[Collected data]
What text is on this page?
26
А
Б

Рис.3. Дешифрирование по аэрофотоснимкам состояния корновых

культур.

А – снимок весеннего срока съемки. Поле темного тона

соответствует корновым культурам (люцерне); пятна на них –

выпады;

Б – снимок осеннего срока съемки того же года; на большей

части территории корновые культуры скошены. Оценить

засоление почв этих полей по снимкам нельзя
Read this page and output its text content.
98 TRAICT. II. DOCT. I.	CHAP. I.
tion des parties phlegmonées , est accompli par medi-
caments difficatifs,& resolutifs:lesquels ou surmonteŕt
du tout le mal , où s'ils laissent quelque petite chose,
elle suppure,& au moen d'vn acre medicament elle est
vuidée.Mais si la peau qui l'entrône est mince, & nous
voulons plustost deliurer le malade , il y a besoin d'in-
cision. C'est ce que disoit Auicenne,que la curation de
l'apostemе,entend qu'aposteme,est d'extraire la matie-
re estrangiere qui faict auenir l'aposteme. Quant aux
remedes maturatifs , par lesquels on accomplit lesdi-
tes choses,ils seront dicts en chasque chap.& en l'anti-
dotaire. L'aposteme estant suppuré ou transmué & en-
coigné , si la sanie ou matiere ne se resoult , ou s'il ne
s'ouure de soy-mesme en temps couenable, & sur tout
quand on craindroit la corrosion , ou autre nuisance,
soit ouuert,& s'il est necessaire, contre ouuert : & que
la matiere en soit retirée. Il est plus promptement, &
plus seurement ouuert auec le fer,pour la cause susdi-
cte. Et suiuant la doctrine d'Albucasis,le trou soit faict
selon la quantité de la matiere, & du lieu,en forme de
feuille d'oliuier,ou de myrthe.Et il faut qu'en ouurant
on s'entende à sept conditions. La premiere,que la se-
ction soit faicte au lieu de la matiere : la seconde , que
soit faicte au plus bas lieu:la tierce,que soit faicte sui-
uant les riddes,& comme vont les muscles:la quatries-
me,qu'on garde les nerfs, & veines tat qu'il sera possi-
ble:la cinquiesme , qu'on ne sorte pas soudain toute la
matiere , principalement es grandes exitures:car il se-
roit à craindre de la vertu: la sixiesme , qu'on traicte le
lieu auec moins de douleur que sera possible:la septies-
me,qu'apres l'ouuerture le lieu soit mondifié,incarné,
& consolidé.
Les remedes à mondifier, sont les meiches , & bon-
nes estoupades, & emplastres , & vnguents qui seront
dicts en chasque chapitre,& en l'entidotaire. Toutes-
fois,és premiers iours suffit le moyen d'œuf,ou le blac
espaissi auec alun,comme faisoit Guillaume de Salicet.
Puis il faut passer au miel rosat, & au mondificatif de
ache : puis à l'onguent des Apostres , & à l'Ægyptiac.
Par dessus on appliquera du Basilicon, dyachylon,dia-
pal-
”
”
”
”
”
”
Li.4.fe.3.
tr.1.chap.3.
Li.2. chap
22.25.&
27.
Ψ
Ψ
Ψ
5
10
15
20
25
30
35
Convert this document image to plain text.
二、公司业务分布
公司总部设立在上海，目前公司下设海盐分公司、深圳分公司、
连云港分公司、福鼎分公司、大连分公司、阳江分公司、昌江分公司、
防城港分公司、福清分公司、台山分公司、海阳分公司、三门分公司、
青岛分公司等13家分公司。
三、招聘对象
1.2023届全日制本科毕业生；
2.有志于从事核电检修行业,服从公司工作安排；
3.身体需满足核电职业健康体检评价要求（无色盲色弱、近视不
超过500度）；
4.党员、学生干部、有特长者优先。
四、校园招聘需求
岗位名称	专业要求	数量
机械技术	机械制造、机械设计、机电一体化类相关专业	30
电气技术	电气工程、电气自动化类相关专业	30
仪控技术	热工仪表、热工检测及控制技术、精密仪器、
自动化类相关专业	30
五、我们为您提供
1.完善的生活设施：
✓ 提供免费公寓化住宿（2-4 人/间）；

> [Task] Pull out each line of the entries that contains "page".

> [Response to the exercise]
What text is on this page?
Read this page and output its text content.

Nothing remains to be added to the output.